* _VORLIEGENDER TEXT_:
--------------------------------

Bei allen Projekten geht es um die Verbesserung der Gesundheit, voneinander zu lernen und das Gesundheitssystem vor Ort zu unterstützen.

 

Das Team um Weisser Rohacek führt die Massnahmen im Jahr 2024 fort und möchte vermehrt in der Prävention aktiv werden. «Die bisherigen Präventionsprogramme waren zwar effektiv, aber es braucht jetzt einen Push, damit sich die Erfolge der HIV-Programme halten. Laut aktuellen Berechnungen steigt in gewissen Teilen der Welt die Zahl der HIV-Infektionen wieder an.»

--------------------------------

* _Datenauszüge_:
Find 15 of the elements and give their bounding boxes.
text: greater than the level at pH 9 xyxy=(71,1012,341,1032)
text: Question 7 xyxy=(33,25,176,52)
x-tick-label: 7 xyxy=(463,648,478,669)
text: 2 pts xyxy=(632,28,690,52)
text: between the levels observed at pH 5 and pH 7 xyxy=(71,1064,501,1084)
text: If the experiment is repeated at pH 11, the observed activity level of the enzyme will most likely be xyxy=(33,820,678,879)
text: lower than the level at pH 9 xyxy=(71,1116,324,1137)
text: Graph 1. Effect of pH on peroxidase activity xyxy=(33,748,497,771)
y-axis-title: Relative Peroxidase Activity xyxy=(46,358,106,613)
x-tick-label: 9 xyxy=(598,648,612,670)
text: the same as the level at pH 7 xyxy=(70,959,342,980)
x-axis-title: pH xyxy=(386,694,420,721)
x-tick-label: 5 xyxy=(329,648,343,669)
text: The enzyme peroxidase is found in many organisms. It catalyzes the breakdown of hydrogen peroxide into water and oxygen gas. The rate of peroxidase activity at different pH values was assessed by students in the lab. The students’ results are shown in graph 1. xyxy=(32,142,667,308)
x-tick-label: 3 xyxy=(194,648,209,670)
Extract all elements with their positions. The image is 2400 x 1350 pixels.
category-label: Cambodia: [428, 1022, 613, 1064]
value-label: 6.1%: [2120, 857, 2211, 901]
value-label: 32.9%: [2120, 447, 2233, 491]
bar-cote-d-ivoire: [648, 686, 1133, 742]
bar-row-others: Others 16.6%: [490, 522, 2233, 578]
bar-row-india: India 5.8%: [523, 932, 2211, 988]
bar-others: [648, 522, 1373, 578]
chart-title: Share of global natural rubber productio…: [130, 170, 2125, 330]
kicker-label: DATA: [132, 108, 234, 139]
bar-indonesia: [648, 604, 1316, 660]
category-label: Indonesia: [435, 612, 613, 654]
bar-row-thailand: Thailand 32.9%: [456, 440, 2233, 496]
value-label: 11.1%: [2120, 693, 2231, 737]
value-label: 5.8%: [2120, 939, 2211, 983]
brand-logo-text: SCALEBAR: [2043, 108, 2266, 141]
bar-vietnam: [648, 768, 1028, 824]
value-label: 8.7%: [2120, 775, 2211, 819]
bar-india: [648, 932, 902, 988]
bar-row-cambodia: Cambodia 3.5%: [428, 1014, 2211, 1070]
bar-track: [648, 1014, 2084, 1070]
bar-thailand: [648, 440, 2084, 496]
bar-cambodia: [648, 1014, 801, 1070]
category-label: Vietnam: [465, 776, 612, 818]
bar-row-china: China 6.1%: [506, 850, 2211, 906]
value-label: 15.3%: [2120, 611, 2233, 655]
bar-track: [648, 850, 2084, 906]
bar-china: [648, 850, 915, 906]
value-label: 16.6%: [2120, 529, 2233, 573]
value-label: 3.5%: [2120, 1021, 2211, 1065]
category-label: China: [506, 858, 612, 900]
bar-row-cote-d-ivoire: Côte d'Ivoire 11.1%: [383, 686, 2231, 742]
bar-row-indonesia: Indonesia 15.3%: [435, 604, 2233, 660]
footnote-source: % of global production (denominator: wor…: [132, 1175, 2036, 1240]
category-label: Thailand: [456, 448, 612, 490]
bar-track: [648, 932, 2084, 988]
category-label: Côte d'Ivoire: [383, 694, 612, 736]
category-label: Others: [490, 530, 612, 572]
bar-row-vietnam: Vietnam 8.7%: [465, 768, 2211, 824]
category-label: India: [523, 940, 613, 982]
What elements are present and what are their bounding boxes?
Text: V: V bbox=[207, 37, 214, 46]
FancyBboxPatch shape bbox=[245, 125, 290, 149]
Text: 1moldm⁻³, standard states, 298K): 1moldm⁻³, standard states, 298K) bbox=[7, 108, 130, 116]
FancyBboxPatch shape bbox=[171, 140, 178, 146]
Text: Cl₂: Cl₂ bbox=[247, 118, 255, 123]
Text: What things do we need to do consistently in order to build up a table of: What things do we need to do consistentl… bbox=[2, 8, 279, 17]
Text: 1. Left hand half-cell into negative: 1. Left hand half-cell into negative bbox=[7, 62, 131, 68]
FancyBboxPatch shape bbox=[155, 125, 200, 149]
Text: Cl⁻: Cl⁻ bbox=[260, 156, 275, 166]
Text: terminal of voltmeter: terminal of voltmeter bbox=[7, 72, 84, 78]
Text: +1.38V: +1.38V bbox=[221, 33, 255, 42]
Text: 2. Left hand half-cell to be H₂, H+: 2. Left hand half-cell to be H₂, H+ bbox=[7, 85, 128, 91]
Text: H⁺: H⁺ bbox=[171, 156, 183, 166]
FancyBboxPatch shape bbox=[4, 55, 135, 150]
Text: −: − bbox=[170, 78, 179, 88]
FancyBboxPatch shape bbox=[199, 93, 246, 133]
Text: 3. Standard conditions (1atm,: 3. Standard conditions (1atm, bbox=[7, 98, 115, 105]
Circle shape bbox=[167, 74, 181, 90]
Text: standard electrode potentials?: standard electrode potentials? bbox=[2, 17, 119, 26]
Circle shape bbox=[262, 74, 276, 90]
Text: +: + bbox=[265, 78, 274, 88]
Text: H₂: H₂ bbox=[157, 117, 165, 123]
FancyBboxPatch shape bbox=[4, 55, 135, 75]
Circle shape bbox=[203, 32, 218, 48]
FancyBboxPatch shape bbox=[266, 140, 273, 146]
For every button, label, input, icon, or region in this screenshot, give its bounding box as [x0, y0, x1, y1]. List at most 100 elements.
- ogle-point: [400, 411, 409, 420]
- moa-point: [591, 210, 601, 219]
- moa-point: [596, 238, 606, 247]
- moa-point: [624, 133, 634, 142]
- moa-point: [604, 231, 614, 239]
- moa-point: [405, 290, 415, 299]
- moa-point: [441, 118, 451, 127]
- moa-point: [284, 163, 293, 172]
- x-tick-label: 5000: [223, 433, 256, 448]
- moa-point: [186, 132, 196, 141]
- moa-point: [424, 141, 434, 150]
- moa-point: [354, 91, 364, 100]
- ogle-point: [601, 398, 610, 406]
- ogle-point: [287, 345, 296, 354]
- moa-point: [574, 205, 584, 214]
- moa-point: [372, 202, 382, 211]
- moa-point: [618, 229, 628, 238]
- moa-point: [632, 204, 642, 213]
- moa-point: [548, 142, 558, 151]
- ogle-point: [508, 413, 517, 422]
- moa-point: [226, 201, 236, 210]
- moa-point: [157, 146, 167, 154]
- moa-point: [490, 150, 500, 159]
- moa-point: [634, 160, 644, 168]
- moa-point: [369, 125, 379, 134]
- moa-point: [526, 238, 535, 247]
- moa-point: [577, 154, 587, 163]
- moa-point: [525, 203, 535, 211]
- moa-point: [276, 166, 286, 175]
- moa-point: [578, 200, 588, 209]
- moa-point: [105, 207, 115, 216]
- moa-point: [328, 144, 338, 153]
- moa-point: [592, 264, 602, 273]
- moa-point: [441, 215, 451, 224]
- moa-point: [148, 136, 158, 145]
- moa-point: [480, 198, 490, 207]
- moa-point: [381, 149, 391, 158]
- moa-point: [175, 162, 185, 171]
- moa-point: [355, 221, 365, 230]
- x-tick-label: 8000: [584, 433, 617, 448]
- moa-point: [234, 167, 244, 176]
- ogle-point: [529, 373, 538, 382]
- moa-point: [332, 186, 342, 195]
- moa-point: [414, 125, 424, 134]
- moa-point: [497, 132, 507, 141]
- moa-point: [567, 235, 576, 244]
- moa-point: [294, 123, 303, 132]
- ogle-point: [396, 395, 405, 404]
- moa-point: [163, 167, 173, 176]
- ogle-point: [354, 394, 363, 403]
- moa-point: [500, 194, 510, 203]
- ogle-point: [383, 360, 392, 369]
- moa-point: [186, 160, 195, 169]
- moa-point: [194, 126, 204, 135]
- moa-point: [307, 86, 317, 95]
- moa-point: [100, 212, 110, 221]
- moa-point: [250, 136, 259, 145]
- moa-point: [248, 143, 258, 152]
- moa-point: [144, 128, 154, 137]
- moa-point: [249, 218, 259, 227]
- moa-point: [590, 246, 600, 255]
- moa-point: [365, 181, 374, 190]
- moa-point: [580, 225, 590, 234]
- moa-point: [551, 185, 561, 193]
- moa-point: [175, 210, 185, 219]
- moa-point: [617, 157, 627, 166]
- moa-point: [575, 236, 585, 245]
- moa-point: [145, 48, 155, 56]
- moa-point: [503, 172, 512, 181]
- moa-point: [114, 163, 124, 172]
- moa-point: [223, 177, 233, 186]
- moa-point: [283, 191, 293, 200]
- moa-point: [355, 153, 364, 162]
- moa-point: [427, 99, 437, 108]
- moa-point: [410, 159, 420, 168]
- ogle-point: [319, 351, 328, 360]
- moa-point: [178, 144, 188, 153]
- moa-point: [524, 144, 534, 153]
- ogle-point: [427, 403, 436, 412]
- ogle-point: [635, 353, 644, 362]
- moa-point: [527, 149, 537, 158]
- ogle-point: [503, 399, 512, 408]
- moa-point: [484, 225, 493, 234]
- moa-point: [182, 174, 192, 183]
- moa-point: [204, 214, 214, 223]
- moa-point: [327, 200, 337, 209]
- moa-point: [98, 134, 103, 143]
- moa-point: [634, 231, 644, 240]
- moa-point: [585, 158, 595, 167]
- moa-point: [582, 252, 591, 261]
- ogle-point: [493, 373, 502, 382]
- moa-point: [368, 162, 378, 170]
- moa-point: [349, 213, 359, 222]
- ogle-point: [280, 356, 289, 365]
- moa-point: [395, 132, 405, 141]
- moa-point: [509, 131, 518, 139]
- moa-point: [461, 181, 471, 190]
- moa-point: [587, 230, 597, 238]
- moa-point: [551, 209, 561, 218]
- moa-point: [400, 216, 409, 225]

--------------------------------

* _VERSTÄNDNIS PRÜFEN_:
1. Fassen Sie den Absatz des vorliegenden Textes, der mit „Das Team um Weisser Rohacek“ beginnt, als Stichpunktliste zusammen. Die wesentlichen Fakten müssen erhalten bleiben.
2. Übertragen Sie den Satz „Bei allen Projekten geht es um die Verbesserung der Gesundheit, voneinander zu lernen und das Gesundheitssystem vor Ort zu unterstützen.“ aus dem vorliegenden Text ins Englische.

* _ANTWORTEN JE AUFGABE_:
1.
- Das Team um Weisser Rohacek setzt die Massnahmen 2024 fort und will sich stärker in der Prävention engagieren.
- Die bisherigen Präventionsprogramme waren effektiv. Nun ist jedoch ein neuer Schub nötig, damit die Erfolge der HIV-Programme erhalten bleiben.
- Nach aktuellen Berechnungen steigt die Zahl der HIV-Infektionen in manchen Teilen der Welt wieder an.

2. All of the projects are about improving health, learning from one another, and supporting the local health system.